# [YOUR INSTRUCTIONS]
Which lines contain the word "毕业生登记表自我鉴定表格范文"? Return each of them as written.
[begin AVAILABLE RECORDS]
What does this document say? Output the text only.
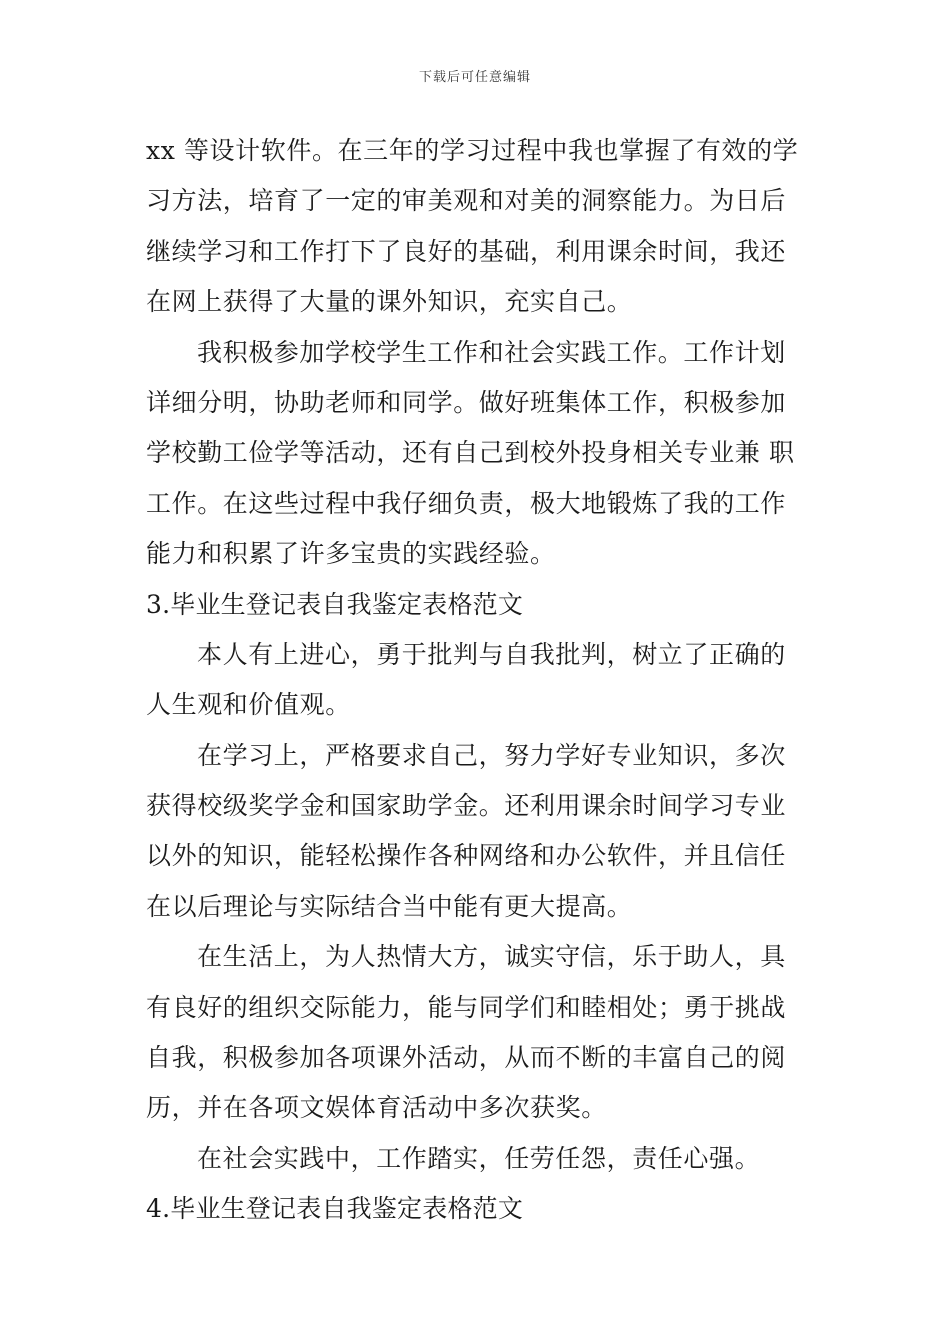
下载后可任意编辑
xx 等设计软件。在三年的学习过程中我也掌握了有效的学
习方法，培育了一定的审美观和对美的洞察能力。为日后
继续学习和工作打下了良好的基础，利用课余时间，我还
在网上获得了大量的课外知识，充实自己。
我积极参加学校学生工作和社会实践工作。工作计划
详细分明，协助老师和同学。做好班集体工作，积极参加
学校勤工俭学等活动，还有自己到校外投身相关专业兼 职
工作。在这些过程中我仔细负责，极大地锻炼了我的工作
能力和积累了许多宝贵的实践经验。
3.毕业生登记表自我鉴定表格范文
本人有上进心，勇于批判与自我批判，树立了正确的
人生观和价值观。
在学习上，严格要求自己，努力学好专业知识，多次
获得校级奖学金和国家助学金。还利用课余时间学习专业
以外的知识，能轻松操作各种网络和办公软件，并且信任
在以后理论与实际结合当中能有更大提高。
在生活上，为人热情大方，诚实守信，乐于助人，具
有良好的组织交际能力，能与同学们和睦相处；勇于挑战
自我，积极参加各项课外活动，从而不断的丰富自己的阅
历，并在各项文娱体育活动中多次获奖。
在社会实践中，工作踏实，任劳任怨，责任心强。
4.毕业生登记表自我鉴定表格范文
[end AVAILABLE RECORDS]
# [RESPONSE]
3.毕业生登记表自我鉴定表格范文
4.毕业生登记表自我鉴定表格范文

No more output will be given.